What to work on
Give the number of lines containing the word "into", and nothing else.

Stored records
● ● ●

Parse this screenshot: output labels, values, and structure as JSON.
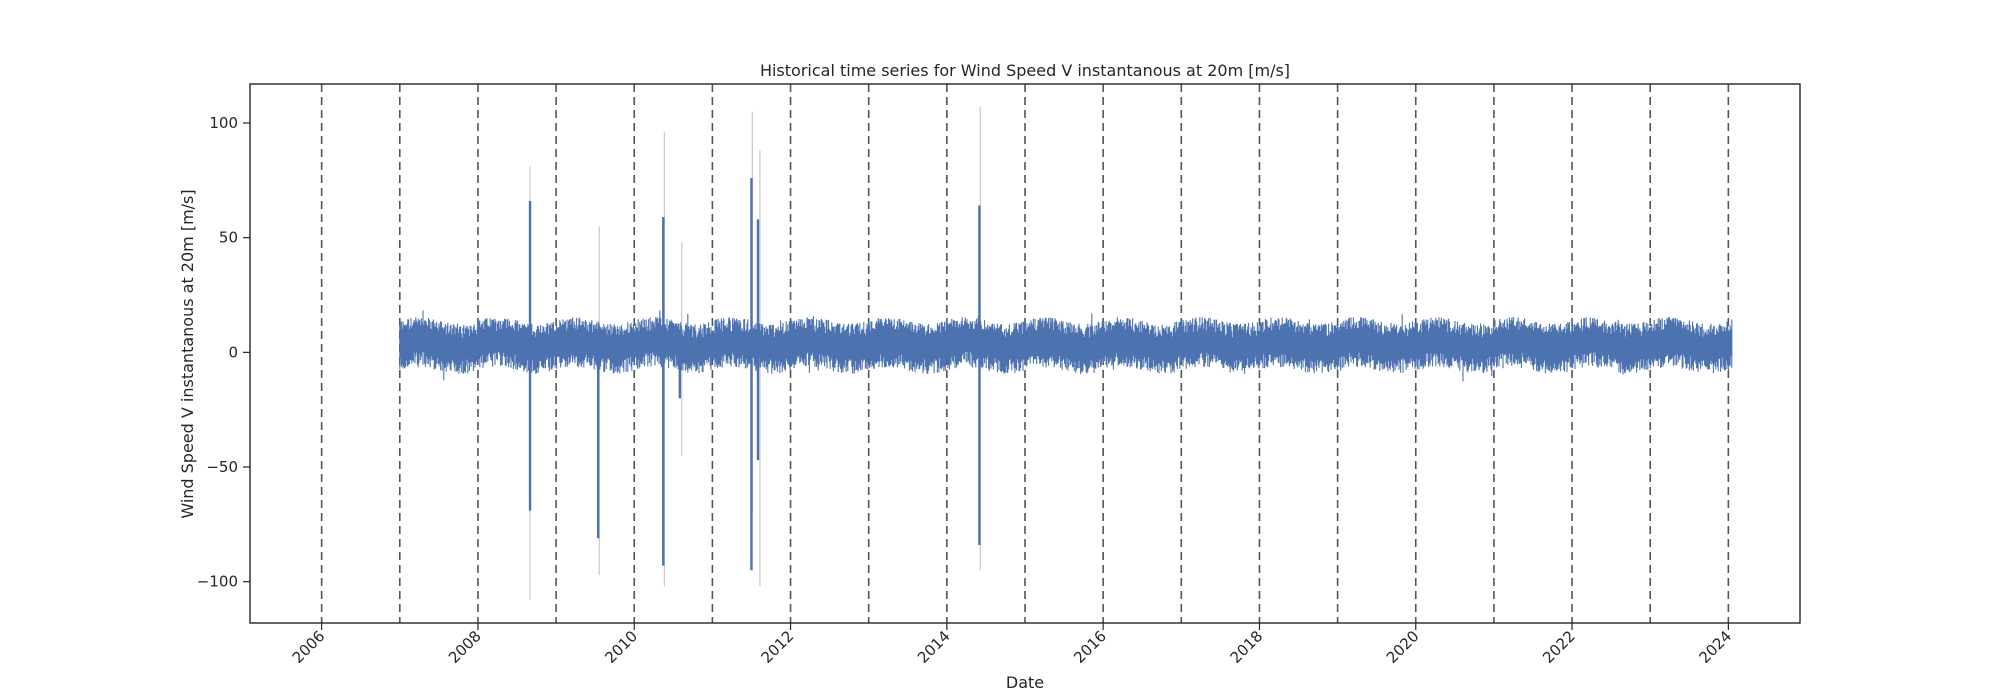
{
  "chart_data": {
    "type": "line",
    "title": "Historical time series for Wind Speed V instantanous at 20m [m/s]",
    "xlabel": "Date",
    "ylabel": "Wind Speed V instantanous at 20m [m/s]",
    "xlim": [
      "2005-02-01",
      "2024-12-01"
    ],
    "ylim": [
      -118,
      117
    ],
    "x_ticks": [
      "2006",
      "2008",
      "2010",
      "2012",
      "2014",
      "2016",
      "2018",
      "2020",
      "2022",
      "2024"
    ],
    "y_ticks": [
      100,
      50,
      0,
      -50,
      -100
    ],
    "vertical_reference_lines": [
      "2006-01-01",
      "2007-01-01",
      "2008-01-01",
      "2009-01-01",
      "2010-01-01",
      "2011-01-01",
      "2012-01-01",
      "2013-01-01",
      "2014-01-01",
      "2015-01-01",
      "2016-01-01",
      "2017-01-01",
      "2018-01-01",
      "2019-01-01",
      "2020-01-01",
      "2021-01-01",
      "2022-01-01",
      "2023-01-01",
      "2024-01-01"
    ],
    "grid": false,
    "series": [
      {
        "color": "#4c72b0",
        "data_start": "2007-01-01",
        "data_end": "2024-01-20",
        "typical_range": [
          -8,
          14
        ],
        "spikes": [
          {
            "date": "2008-09-01",
            "max": 66,
            "min": -69
          },
          {
            "date": "2009-07-15",
            "max": 10,
            "min": -81
          },
          {
            "date": "2010-05-15",
            "max": 59,
            "min": -93
          },
          {
            "date": "2010-08-01",
            "max": 10,
            "min": -20
          },
          {
            "date": "2011-07-01",
            "max": 76,
            "min": -95
          },
          {
            "date": "2011-08-01",
            "max": 58,
            "min": -47
          },
          {
            "date": "2014-06-01",
            "max": 64,
            "min": -84
          }
        ]
      },
      {
        "color": "#c8c8c8",
        "spikes": [
          {
            "date": "2008-09-01",
            "max": 81,
            "min": -108
          },
          {
            "date": "2009-07-20",
            "max": 55,
            "min": -97
          },
          {
            "date": "2010-05-20",
            "max": 96,
            "min": -102
          },
          {
            "date": "2010-08-10",
            "max": 48,
            "min": -45
          },
          {
            "date": "2011-07-05",
            "max": 105,
            "min": -70
          },
          {
            "date": "2011-08-10",
            "max": 88,
            "min": -102
          },
          {
            "date": "2014-06-05",
            "max": 107,
            "min": -95
          }
        ]
      }
    ]
  }
}
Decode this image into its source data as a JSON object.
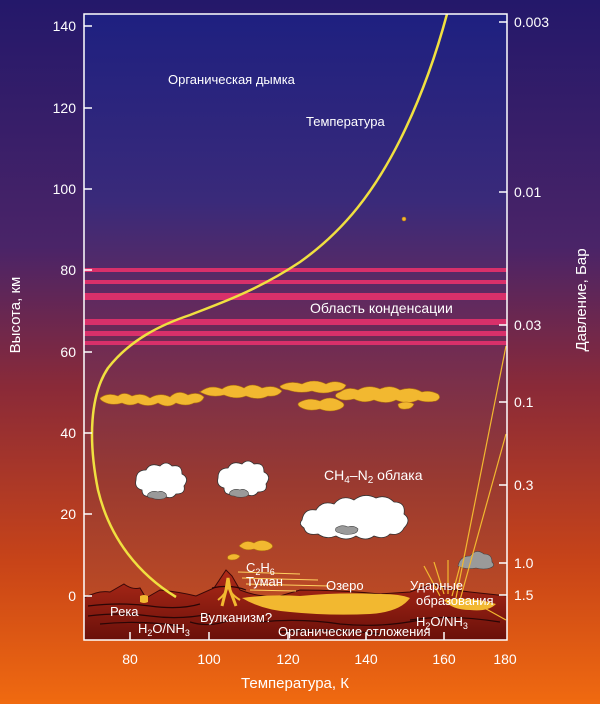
{
  "left_axis": {
    "title": "Высота, км",
    "ticks": [
      "140",
      "120",
      "100",
      "80",
      "60",
      "40",
      "20",
      "0"
    ]
  },
  "right_axis": {
    "title": "Давление, Бар",
    "ticks": [
      "0.003",
      "0.01",
      "0.03",
      "0.1",
      "0.3",
      "1.0",
      "1.5"
    ]
  },
  "bottom_axis": {
    "title": "Температура, К",
    "ticks": [
      "80",
      "100",
      "120",
      "140",
      "160",
      "180"
    ]
  },
  "labels": {
    "haze": "Органическая дымка",
    "temperature": "Температура",
    "condensation": "Область конденсации",
    "clouds_ch4": "CH",
    "clouds_4": "4",
    "clouds_n2": "–N",
    "clouds_2": "2",
    "clouds_word": " облака",
    "c2h6_c": "C",
    "c2h6_2": "2",
    "c2h6_h": "H",
    "c2h6_6": "6",
    "fog": "Туман",
    "lake": "Озеро",
    "river": "Река",
    "volcanism": "Вулканизм?",
    "impact_1": "Ударные",
    "impact_2": "образования",
    "h2o_nh3": "H",
    "organic_deposits": "Органические отложения"
  },
  "colors": {
    "sky_top": "#1c1e78",
    "sky_mid": "#5c2a6a",
    "sky_bottom": "#b8441c",
    "frame_top": "#2a1a6a",
    "frame_bottom": "#e8601a",
    "temperature_curve": "#f0e040",
    "condensation_bands": "#d8306a",
    "clouds": "#f2b830",
    "ground": "#8a1a10"
  }
}
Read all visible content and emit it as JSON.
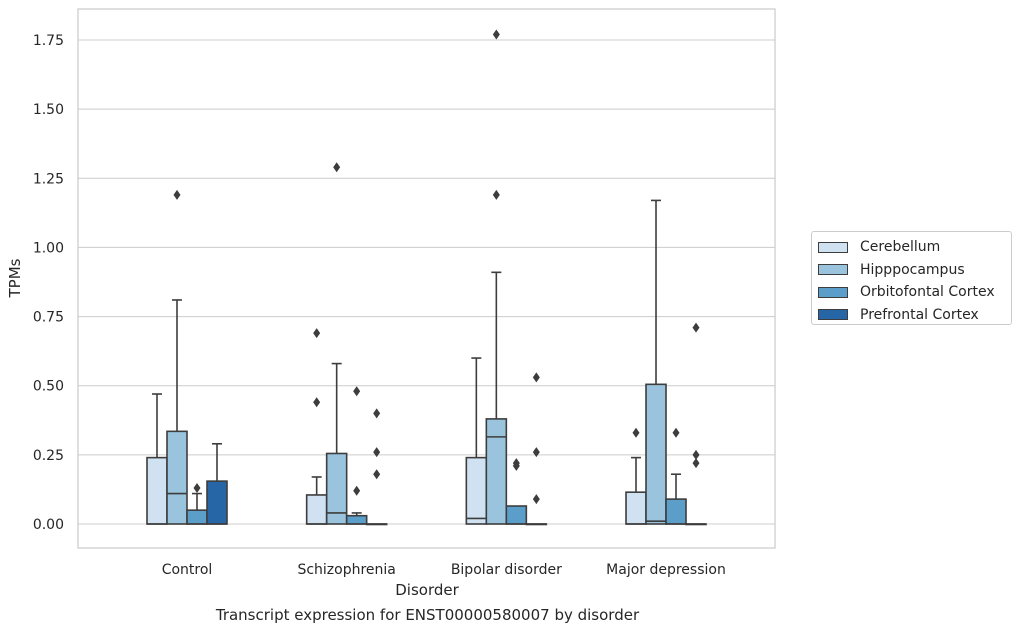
{
  "chart_data": {
    "type": "box",
    "title": "Transcript expression for ENST00000580007 by disorder",
    "xlabel": "Disorder",
    "ylabel": "TPMs",
    "ylim": [
      -0.09,
      1.86
    ],
    "yticks": [
      "0.00",
      "0.25",
      "0.50",
      "0.75",
      "1.00",
      "1.25",
      "1.50",
      "1.75"
    ],
    "grid": true,
    "legend_position": "right",
    "categories": [
      "Control",
      "Schizophrenia",
      "Bipolar disorder",
      "Major depression"
    ],
    "series": [
      {
        "name": "Cerebellum",
        "color": "#d0e1f2",
        "boxes": [
          {
            "q1": 0.0,
            "median": 0.0,
            "q3": 0.24,
            "whisker_low": 0.0,
            "whisker_high": 0.47,
            "outliers": []
          },
          {
            "q1": 0.0,
            "median": 0.0,
            "q3": 0.105,
            "whisker_low": 0.0,
            "whisker_high": 0.17,
            "outliers": [
              0.44,
              0.69
            ]
          },
          {
            "q1": 0.0,
            "median": 0.02,
            "q3": 0.24,
            "whisker_low": 0.0,
            "whisker_high": 0.6,
            "outliers": []
          },
          {
            "q1": 0.0,
            "median": 0.0,
            "q3": 0.115,
            "whisker_low": 0.0,
            "whisker_high": 0.24,
            "outliers": [
              0.33
            ]
          }
        ]
      },
      {
        "name": "Hipppocampus",
        "color": "#9ac4de",
        "boxes": [
          {
            "q1": 0.0,
            "median": 0.11,
            "q3": 0.335,
            "whisker_low": 0.0,
            "whisker_high": 0.81,
            "outliers": [
              1.19
            ]
          },
          {
            "q1": 0.0,
            "median": 0.04,
            "q3": 0.255,
            "whisker_low": 0.0,
            "whisker_high": 0.58,
            "outliers": [
              1.29
            ]
          },
          {
            "q1": 0.0,
            "median": 0.315,
            "q3": 0.38,
            "whisker_low": 0.0,
            "whisker_high": 0.91,
            "outliers": [
              1.19,
              1.77
            ]
          },
          {
            "q1": 0.0,
            "median": 0.01,
            "q3": 0.505,
            "whisker_low": 0.0,
            "whisker_high": 1.17,
            "outliers": []
          }
        ]
      },
      {
        "name": "Orbitofontal Cortex",
        "color": "#5a9ec9",
        "boxes": [
          {
            "q1": 0.0,
            "median": 0.0,
            "q3": 0.05,
            "whisker_low": 0.0,
            "whisker_high": 0.11,
            "outliers": [
              0.13
            ]
          },
          {
            "q1": 0.0,
            "median": 0.0,
            "q3": 0.03,
            "whisker_low": 0.0,
            "whisker_high": 0.04,
            "outliers": [
              0.12,
              0.48
            ]
          },
          {
            "q1": 0.0,
            "median": 0.0,
            "q3": 0.065,
            "whisker_low": 0.0,
            "whisker_high": 0.065,
            "outliers": [
              0.21,
              0.22
            ]
          },
          {
            "q1": 0.0,
            "median": 0.0,
            "q3": 0.09,
            "whisker_low": 0.0,
            "whisker_high": 0.18,
            "outliers": [
              0.33
            ]
          }
        ]
      },
      {
        "name": "Prefrontal Cortex",
        "color": "#2666a6",
        "boxes": [
          {
            "q1": 0.0,
            "median": 0.0,
            "q3": 0.155,
            "whisker_low": 0.0,
            "whisker_high": 0.29,
            "outliers": []
          },
          {
            "q1": 0.0,
            "median": 0.0,
            "q3": 0.0,
            "whisker_low": 0.0,
            "whisker_high": 0.0,
            "outliers": [
              0.18,
              0.26,
              0.4
            ]
          },
          {
            "q1": 0.0,
            "median": 0.0,
            "q3": 0.0,
            "whisker_low": 0.0,
            "whisker_high": 0.0,
            "outliers": [
              0.09,
              0.26,
              0.53
            ]
          },
          {
            "q1": 0.0,
            "median": 0.0,
            "q3": 0.0,
            "whisker_low": 0.0,
            "whisker_high": 0.0,
            "outliers": [
              0.22,
              0.25,
              0.71
            ]
          }
        ]
      }
    ]
  }
}
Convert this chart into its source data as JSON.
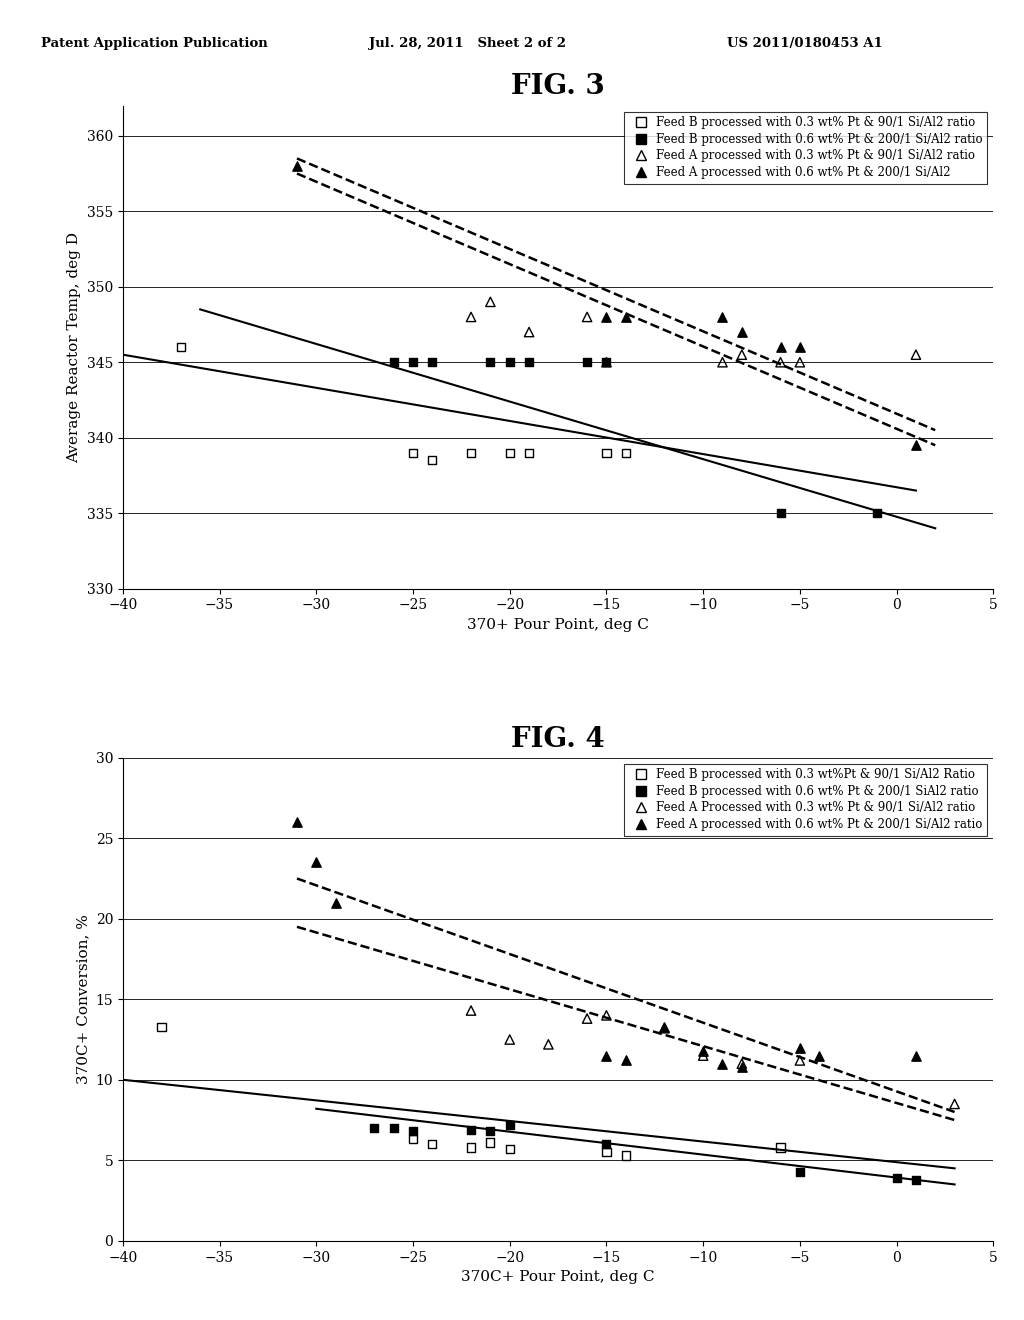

● ● ●

Solution for this task
2